Data excerpts
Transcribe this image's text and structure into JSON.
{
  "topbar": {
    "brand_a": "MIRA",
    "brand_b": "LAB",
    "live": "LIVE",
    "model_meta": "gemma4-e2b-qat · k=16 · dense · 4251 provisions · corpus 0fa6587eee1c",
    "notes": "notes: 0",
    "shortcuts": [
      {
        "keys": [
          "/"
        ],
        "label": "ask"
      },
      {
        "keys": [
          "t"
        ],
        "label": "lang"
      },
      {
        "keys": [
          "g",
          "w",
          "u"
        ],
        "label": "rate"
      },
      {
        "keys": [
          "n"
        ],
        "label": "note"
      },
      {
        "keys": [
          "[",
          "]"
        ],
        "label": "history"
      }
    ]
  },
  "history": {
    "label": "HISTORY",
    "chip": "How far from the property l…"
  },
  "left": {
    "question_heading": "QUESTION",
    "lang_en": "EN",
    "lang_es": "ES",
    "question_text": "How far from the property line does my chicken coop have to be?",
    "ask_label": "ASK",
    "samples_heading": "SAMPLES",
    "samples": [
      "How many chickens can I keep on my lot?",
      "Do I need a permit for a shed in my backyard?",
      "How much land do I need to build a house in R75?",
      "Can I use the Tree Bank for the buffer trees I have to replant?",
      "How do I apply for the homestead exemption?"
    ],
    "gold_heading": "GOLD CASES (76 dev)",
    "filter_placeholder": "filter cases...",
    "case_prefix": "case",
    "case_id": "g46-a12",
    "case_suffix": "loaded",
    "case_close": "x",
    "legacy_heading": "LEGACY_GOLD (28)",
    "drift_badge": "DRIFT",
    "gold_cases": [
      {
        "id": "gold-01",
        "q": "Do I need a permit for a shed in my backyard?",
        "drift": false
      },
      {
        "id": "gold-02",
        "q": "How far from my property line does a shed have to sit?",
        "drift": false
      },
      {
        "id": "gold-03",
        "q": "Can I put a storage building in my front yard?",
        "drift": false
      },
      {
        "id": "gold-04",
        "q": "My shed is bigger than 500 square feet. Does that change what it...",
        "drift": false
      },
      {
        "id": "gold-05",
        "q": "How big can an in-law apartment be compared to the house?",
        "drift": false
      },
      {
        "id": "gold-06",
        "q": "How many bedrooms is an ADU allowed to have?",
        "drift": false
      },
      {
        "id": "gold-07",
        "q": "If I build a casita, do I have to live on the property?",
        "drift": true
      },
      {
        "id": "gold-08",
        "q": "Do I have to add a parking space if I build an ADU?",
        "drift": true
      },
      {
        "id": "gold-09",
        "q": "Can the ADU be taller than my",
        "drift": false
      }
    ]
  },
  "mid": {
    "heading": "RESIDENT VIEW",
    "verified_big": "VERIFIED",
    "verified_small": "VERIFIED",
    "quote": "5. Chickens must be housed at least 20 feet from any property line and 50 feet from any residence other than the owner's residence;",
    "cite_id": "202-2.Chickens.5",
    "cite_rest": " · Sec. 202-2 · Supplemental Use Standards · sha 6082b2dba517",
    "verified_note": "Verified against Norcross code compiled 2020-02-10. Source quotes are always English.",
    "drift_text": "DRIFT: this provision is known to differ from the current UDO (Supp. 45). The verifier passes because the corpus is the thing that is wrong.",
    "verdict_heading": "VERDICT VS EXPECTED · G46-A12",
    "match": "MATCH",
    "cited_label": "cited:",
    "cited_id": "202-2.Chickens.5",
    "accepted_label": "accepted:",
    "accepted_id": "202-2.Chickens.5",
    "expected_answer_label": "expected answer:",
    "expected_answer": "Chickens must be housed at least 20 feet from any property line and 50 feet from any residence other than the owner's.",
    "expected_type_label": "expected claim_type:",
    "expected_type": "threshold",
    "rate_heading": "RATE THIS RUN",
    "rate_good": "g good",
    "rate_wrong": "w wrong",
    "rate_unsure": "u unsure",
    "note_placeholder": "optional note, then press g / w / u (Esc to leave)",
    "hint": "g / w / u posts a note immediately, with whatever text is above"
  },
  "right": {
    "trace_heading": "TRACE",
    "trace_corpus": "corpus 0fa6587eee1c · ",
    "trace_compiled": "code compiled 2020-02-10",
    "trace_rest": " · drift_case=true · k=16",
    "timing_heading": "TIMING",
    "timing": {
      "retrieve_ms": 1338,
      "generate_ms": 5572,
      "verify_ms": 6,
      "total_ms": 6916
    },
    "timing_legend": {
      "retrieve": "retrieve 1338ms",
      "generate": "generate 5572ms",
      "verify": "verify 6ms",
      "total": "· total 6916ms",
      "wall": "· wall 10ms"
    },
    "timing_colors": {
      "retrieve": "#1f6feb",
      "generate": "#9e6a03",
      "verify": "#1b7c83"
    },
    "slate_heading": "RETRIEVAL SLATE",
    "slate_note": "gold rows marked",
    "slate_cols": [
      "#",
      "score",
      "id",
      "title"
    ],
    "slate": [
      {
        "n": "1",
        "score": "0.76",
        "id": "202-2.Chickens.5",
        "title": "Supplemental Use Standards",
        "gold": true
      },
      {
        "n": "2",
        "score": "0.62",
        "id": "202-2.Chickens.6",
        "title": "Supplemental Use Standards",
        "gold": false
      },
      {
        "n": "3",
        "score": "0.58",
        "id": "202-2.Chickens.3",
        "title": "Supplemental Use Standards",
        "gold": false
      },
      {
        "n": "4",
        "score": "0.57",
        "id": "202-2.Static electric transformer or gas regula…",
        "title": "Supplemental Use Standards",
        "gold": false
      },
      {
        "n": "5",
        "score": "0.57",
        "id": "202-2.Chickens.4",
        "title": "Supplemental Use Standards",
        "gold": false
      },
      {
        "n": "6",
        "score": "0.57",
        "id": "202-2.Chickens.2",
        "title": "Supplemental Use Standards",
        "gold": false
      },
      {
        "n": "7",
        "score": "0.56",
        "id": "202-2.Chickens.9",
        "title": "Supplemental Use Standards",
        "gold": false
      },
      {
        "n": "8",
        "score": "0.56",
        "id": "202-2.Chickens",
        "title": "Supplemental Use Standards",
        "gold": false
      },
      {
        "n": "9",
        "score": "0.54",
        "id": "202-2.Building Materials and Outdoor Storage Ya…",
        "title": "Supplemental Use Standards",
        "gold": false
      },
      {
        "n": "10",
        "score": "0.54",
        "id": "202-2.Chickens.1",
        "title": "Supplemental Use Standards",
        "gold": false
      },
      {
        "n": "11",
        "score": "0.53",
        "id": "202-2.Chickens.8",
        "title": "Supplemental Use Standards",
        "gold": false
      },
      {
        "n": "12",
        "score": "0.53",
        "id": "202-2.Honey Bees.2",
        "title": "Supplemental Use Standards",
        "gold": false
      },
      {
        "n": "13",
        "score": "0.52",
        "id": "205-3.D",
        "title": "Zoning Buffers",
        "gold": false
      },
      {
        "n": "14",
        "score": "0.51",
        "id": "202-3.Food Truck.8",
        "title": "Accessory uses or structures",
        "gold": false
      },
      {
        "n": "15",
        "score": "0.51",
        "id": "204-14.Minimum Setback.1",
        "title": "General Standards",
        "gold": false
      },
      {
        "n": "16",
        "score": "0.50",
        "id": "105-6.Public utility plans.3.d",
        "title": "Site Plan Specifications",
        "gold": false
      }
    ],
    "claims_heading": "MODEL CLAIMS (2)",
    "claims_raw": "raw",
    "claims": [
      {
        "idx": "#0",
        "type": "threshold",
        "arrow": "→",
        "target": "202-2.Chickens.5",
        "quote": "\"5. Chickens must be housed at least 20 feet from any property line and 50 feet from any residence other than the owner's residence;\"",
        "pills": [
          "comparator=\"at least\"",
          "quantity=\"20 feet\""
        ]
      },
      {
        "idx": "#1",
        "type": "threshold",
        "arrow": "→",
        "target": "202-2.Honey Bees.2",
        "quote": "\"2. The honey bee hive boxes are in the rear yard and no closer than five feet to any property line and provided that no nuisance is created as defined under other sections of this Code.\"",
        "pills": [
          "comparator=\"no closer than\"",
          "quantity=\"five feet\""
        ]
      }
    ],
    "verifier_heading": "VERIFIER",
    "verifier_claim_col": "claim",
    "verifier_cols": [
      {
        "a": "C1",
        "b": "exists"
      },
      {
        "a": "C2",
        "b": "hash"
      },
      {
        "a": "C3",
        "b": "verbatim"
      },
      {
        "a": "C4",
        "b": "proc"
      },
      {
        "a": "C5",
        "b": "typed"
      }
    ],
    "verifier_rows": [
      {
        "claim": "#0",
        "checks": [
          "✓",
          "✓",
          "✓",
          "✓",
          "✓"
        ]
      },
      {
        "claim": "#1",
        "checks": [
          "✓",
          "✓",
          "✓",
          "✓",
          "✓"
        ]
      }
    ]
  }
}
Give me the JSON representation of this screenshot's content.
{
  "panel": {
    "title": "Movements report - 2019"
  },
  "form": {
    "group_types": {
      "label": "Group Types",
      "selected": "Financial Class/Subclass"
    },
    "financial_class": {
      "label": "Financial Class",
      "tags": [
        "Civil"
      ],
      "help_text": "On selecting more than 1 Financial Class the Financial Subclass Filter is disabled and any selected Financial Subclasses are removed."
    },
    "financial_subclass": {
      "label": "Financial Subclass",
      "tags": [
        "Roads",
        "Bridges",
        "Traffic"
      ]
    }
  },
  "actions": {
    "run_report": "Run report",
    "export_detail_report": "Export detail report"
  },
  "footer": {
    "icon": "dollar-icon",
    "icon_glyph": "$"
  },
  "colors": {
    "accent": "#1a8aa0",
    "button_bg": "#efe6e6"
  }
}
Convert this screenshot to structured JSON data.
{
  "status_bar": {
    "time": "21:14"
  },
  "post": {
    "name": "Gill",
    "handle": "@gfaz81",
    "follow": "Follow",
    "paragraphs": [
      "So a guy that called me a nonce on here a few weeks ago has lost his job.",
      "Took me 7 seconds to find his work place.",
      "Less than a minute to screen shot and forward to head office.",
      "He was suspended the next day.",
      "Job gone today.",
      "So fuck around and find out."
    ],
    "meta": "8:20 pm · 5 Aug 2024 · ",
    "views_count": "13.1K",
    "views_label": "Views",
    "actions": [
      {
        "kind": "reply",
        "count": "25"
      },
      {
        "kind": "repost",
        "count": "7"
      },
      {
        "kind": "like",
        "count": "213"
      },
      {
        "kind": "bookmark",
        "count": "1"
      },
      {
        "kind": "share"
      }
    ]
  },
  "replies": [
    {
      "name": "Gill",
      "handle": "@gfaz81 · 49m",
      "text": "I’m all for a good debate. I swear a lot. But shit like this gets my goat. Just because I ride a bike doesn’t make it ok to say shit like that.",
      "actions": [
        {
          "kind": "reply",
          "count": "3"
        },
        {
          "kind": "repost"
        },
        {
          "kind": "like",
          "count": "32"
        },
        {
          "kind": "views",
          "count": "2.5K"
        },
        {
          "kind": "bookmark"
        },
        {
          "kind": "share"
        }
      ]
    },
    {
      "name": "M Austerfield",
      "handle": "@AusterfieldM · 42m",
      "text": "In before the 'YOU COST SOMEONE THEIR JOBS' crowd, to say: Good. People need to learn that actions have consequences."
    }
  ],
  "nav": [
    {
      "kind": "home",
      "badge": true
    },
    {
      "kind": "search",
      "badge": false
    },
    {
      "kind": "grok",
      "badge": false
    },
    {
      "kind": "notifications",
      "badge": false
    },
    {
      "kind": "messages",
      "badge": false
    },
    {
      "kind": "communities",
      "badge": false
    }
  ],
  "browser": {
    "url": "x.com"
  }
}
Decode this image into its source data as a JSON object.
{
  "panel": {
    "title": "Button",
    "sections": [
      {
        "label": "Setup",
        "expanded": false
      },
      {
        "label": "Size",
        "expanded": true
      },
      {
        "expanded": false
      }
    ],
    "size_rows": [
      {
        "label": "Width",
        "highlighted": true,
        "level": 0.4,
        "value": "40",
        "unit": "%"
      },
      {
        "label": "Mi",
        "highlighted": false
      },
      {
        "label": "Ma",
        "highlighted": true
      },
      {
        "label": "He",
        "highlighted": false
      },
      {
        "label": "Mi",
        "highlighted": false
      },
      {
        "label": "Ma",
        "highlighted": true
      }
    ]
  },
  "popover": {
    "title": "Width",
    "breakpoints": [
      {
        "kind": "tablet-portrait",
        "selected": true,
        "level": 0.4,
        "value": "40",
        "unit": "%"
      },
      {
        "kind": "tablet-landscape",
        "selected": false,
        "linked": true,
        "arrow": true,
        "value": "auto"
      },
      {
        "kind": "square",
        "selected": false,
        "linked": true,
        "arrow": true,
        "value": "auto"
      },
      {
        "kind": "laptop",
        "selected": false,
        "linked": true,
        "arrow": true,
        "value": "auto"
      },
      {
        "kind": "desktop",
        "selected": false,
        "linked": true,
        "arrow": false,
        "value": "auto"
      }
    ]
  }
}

TO BE DONE
Sift the material for lines with the string "than". Copy each one found.

FINISHED ANSWER
        "q": "My shed is bigger than 500 square feet. Does that change what it...",
        "q": "Can the ADU be taller than my",
    "quote": "5. Chickens must be housed at least 20 feet from any property line and 50 feet from any residence other than the owner's residence;",
    "expected_answer": "Chickens must be housed at least 20 feet from any property line and 50 feet from any residence other than the owner's.",
        "quote": "\"5. Chickens must be housed at least 20 feet from any property line and 50 feet from any residence other than the owner's residence;\"",
        "quote": "\"2. The honey bee hive boxes are in the rear yard and no closer than five feet to any property line and provided that no nuisance is created as defined under other sections of this Code.\"",
          "comparator=\"no closer than\"",
      "help_text": "On selecting more than 1 Financial Class the Financial Subclass Filter is disabled and any selected Financial Subclasses are removed."
      "Less than a minute to screen shot and forward to head office.",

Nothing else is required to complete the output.